GIVEN TASK — Go over the entries below line by line, copying each one that contains the word "назад".

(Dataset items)
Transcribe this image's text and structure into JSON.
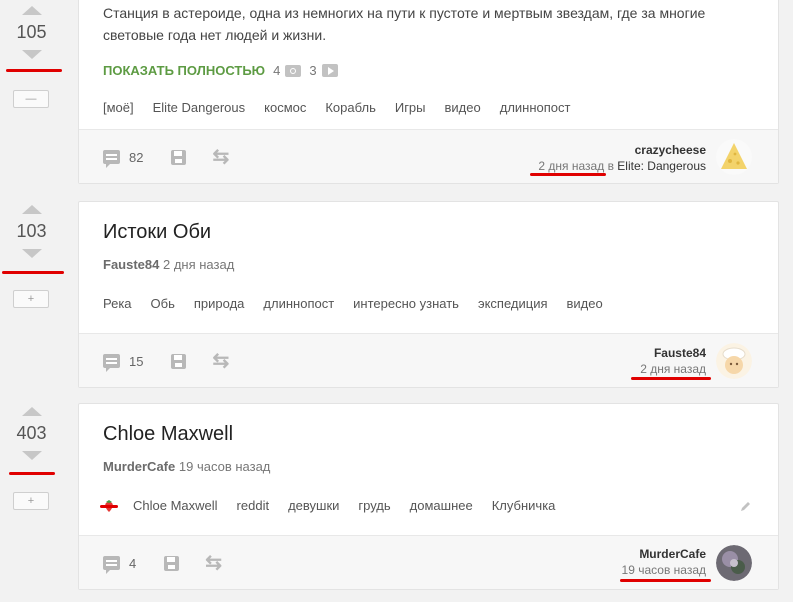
{
  "posts": [
    {
      "score": "105",
      "toggle": "—",
      "text_line1": "Станция в астероиде, одна из немногих на пути к пустоте и мертвым звездам, где за многие",
      "text_line2": "световые года нет людей и жизни.",
      "show_more": "ПОКАЗАТЬ ПОЛНОСТЬЮ",
      "photo_count": "4",
      "video_count": "3",
      "tags": [
        "[моё]",
        "Elite Dangerous",
        "космос",
        "Корабль",
        "Игры",
        "видео",
        "длиннопост"
      ],
      "comments": "82",
      "author": "crazycheese",
      "time": "2 дня назад",
      "in_word": "в",
      "community": "Elite: Dangerous",
      "avatar_icon": "cheese-avatar"
    },
    {
      "score": "103",
      "toggle": "+",
      "title": "Истоки Оби",
      "meta_author": "Fauste84",
      "meta_time": "2 дня назад",
      "tags": [
        "Река",
        "Обь",
        "природа",
        "длиннопост",
        "интересно узнать",
        "экспедиция",
        "видео"
      ],
      "comments": "15",
      "author": "Fauste84",
      "time": "2 дня назад",
      "avatar_icon": "chef-avatar"
    },
    {
      "score": "403",
      "toggle": "+",
      "title": "Chloe Maxwell",
      "meta_author": "MurderCafe",
      "meta_time": "19 часов назад",
      "tag_icon": "strawberry-icon",
      "tags": [
        "Chloe Maxwell",
        "reddit",
        "девушки",
        "грудь",
        "домашнее",
        "Клубничка"
      ],
      "comments": "4",
      "author": "MurderCafe",
      "time": "19 часов назад",
      "avatar_icon": "photo-avatar"
    }
  ],
  "colors": {
    "accent_green": "#5d9b43",
    "annotation_red": "#e00000"
  }
}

RESPONSE —
      "time": "2 дня назад",
      "meta_time": "2 дня назад",
      "time": "2 дня назад",
      "meta_time": "19 часов назад",
      "time": "19 часов назад",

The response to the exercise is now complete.